TASK REQUIREMENTS:
Exactly repeat the material, dropping every picture from the copy.

-=-=-

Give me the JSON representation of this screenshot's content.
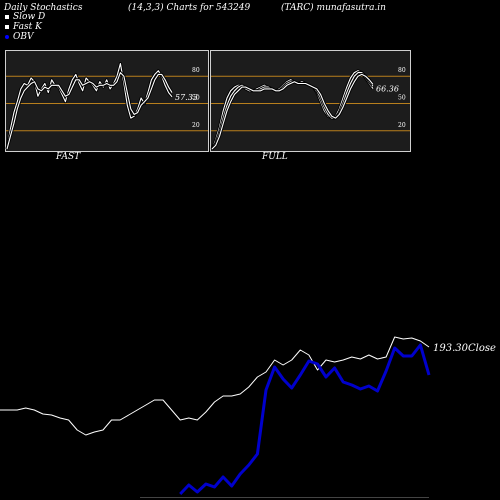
{
  "header": {
    "left": "Daily Stochastics",
    "center": "(14,3,3) Charts for 543249",
    "right": "(TARC) munafasutra.in"
  },
  "legend": [
    {
      "label": "Slow  D",
      "color": "#ffffff"
    },
    {
      "label": "Fast K",
      "color": "#ffffff"
    },
    {
      "label": "OBV",
      "color": "#0000ff"
    }
  ],
  "colors": {
    "background": "#000000",
    "panel": "#1c1c1c",
    "band": "#b87f1d",
    "line": "#ffffff",
    "obv": "#0000cc"
  },
  "chart_data": [
    {
      "type": "line",
      "name": "fast-stochastic",
      "caption": "FAST",
      "ylim": [
        0,
        100
      ],
      "levels": [
        20,
        50,
        80
      ],
      "level_labels": [
        "20",
        "50",
        "80"
      ],
      "last_value_label": "57.33",
      "series": [
        {
          "values": [
            0,
            22,
            40,
            52,
            66,
            72,
            70,
            78,
            74,
            58,
            66,
            72,
            62,
            76,
            70,
            68,
            60,
            52,
            66,
            76,
            82,
            72,
            64,
            78,
            74,
            70,
            64,
            74,
            68,
            76,
            66,
            72,
            80,
            94,
            72,
            48,
            34,
            36,
            44,
            56,
            50,
            62,
            76,
            82,
            86,
            80,
            70,
            62,
            57.33
          ]
        },
        {
          "values": [
            0,
            14,
            28,
            44,
            56,
            64,
            68,
            72,
            74,
            66,
            64,
            68,
            66,
            70,
            70,
            70,
            64,
            58,
            60,
            68,
            76,
            76,
            70,
            72,
            74,
            72,
            68,
            70,
            70,
            72,
            70,
            70,
            74,
            84,
            80,
            62,
            44,
            38,
            40,
            48,
            52,
            56,
            66,
            76,
            82,
            82,
            76,
            68,
            62
          ]
        }
      ]
    },
    {
      "type": "line",
      "name": "full-stochastic",
      "caption": "FULL",
      "ylim": [
        0,
        100
      ],
      "levels": [
        20,
        50,
        80
      ],
      "level_labels": [
        "20",
        "50",
        "80"
      ],
      "last_value_label": "66.36",
      "series": [
        {
          "values": [
            0,
            10,
            24,
            42,
            56,
            64,
            68,
            70,
            70,
            66,
            64,
            64,
            66,
            68,
            70,
            68,
            66,
            64,
            66,
            70,
            74,
            76,
            74,
            72,
            74,
            72,
            70,
            68,
            62,
            52,
            42,
            36,
            34,
            36,
            44,
            56,
            68,
            78,
            84,
            86,
            84,
            78,
            72,
            66.36
          ]
        },
        {
          "values": [
            0,
            6,
            18,
            34,
            48,
            58,
            64,
            68,
            70,
            68,
            66,
            64,
            64,
            66,
            68,
            68,
            66,
            64,
            64,
            68,
            72,
            74,
            74,
            72,
            72,
            72,
            70,
            68,
            64,
            56,
            46,
            38,
            34,
            34,
            40,
            50,
            62,
            72,
            80,
            84,
            84,
            80,
            74,
            69
          ]
        },
        {
          "values": [
            0,
            4,
            14,
            28,
            42,
            52,
            60,
            64,
            68,
            68,
            66,
            64,
            64,
            64,
            66,
            66,
            66,
            64,
            64,
            66,
            70,
            72,
            74,
            72,
            72,
            72,
            70,
            68,
            66,
            60,
            50,
            42,
            36,
            34,
            38,
            46,
            56,
            66,
            74,
            80,
            82,
            80,
            76,
            71
          ]
        }
      ]
    },
    {
      "type": "line",
      "name": "price-obv",
      "last_close_label": "193.30",
      "last_close_suffix": "Close",
      "series": [
        {
          "name": "Close",
          "values": [
            410,
            410,
            410,
            408,
            410,
            414,
            415,
            418,
            420,
            430,
            435,
            432,
            430,
            420,
            420,
            415,
            410,
            405,
            400,
            400,
            410,
            420,
            418,
            420,
            412,
            402,
            396,
            396,
            394,
            387,
            377,
            372,
            360,
            365,
            360,
            350,
            355,
            370,
            360,
            362,
            360,
            357,
            359,
            355,
            359,
            357,
            337,
            339,
            338,
            341,
            347
          ]
        },
        {
          "name": "OBV",
          "values": [
            null,
            null,
            null,
            null,
            null,
            null,
            null,
            null,
            null,
            null,
            null,
            null,
            null,
            null,
            null,
            null,
            null,
            null,
            null,
            null,
            null,
            494,
            485,
            492,
            484,
            487,
            477,
            486,
            474,
            465,
            454,
            390,
            367,
            379,
            388,
            375,
            361,
            364,
            377,
            368,
            382,
            385,
            389,
            386,
            391,
            371,
            348,
            356,
            356,
            345,
            375
          ]
        }
      ]
    }
  ]
}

-=-=-

SOLUTION FOR THIS PROBLEM:
Give me the JSON representation of this screenshot's content.
{
  "header": {
    "left": "Daily Stochastics",
    "center": "(14,3,3) Charts for 543249",
    "right": "(TARC) munafasutra.in"
  },
  "legend": [
    {
      "label": "Slow  D",
      "color": "#ffffff"
    },
    {
      "label": "Fast K",
      "color": "#ffffff"
    },
    {
      "label": "OBV",
      "color": "#0000ff"
    }
  ],
  "colors": {
    "background": "#000000",
    "panel": "#1c1c1c",
    "band": "#b87f1d",
    "line": "#ffffff",
    "obv": "#0000cc"
  },
  "chart_data": [
    {
      "type": "line",
      "name": "fast-stochastic",
      "caption": "FAST",
      "ylim": [
        0,
        100
      ],
      "levels": [
        20,
        50,
        80
      ],
      "level_labels": [
        "20",
        "50",
        "80"
      ],
      "last_value_label": "57.33",
      "series": [
        {
          "values": [
            0,
            22,
            40,
            52,
            66,
            72,
            70,
            78,
            74,
            58,
            66,
            72,
            62,
            76,
            70,
            68,
            60,
            52,
            66,
            76,
            82,
            72,
            64,
            78,
            74,
            70,
            64,
            74,
            68,
            76,
            66,
            72,
            80,
            94,
            72,
            48,
            34,
            36,
            44,
            56,
            50,
            62,
            76,
            82,
            86,
            80,
            70,
            62,
            57.33
          ]
        },
        {
          "values": [
            0,
            14,
            28,
            44,
            56,
            64,
            68,
            72,
            74,
            66,
            64,
            68,
            66,
            70,
            70,
            70,
            64,
            58,
            60,
            68,
            76,
            76,
            70,
            72,
            74,
            72,
            68,
            70,
            70,
            72,
            70,
            70,
            74,
            84,
            80,
            62,
            44,
            38,
            40,
            48,
            52,
            56,
            66,
            76,
            82,
            82,
            76,
            68,
            62
          ]
        }
      ]
    },
    {
      "type": "line",
      "name": "full-stochastic",
      "caption": "FULL",
      "ylim": [
        0,
        100
      ],
      "levels": [
        20,
        50,
        80
      ],
      "level_labels": [
        "20",
        "50",
        "80"
      ],
      "last_value_label": "66.36",
      "series": [
        {
          "values": [
            0,
            10,
            24,
            42,
            56,
            64,
            68,
            70,
            70,
            66,
            64,
            64,
            66,
            68,
            70,
            68,
            66,
            64,
            66,
            70,
            74,
            76,
            74,
            72,
            74,
            72,
            70,
            68,
            62,
            52,
            42,
            36,
            34,
            36,
            44,
            56,
            68,
            78,
            84,
            86,
            84,
            78,
            72,
            66.36
          ]
        },
        {
          "values": [
            0,
            6,
            18,
            34,
            48,
            58,
            64,
            68,
            70,
            68,
            66,
            64,
            64,
            66,
            68,
            68,
            66,
            64,
            64,
            68,
            72,
            74,
            74,
            72,
            72,
            72,
            70,
            68,
            64,
            56,
            46,
            38,
            34,
            34,
            40,
            50,
            62,
            72,
            80,
            84,
            84,
            80,
            74,
            69
          ]
        },
        {
          "values": [
            0,
            4,
            14,
            28,
            42,
            52,
            60,
            64,
            68,
            68,
            66,
            64,
            64,
            64,
            66,
            66,
            66,
            64,
            64,
            66,
            70,
            72,
            74,
            72,
            72,
            72,
            70,
            68,
            66,
            60,
            50,
            42,
            36,
            34,
            38,
            46,
            56,
            66,
            74,
            80,
            82,
            80,
            76,
            71
          ]
        }
      ]
    },
    {
      "type": "line",
      "name": "price-obv",
      "last_close_label": "193.30",
      "last_close_suffix": "Close",
      "series": [
        {
          "name": "Close",
          "values": [
            410,
            410,
            410,
            408,
            410,
            414,
            415,
            418,
            420,
            430,
            435,
            432,
            430,
            420,
            420,
            415,
            410,
            405,
            400,
            400,
            410,
            420,
            418,
            420,
            412,
            402,
            396,
            396,
            394,
            387,
            377,
            372,
            360,
            365,
            360,
            350,
            355,
            370,
            360,
            362,
            360,
            357,
            359,
            355,
            359,
            357,
            337,
            339,
            338,
            341,
            347
          ]
        },
        {
          "name": "OBV",
          "values": [
            null,
            null,
            null,
            null,
            null,
            null,
            null,
            null,
            null,
            null,
            null,
            null,
            null,
            null,
            null,
            null,
            null,
            null,
            null,
            null,
            null,
            494,
            485,
            492,
            484,
            487,
            477,
            486,
            474,
            465,
            454,
            390,
            367,
            379,
            388,
            375,
            361,
            364,
            377,
            368,
            382,
            385,
            389,
            386,
            391,
            371,
            348,
            356,
            356,
            345,
            375
          ]
        }
      ]
    }
  ]
}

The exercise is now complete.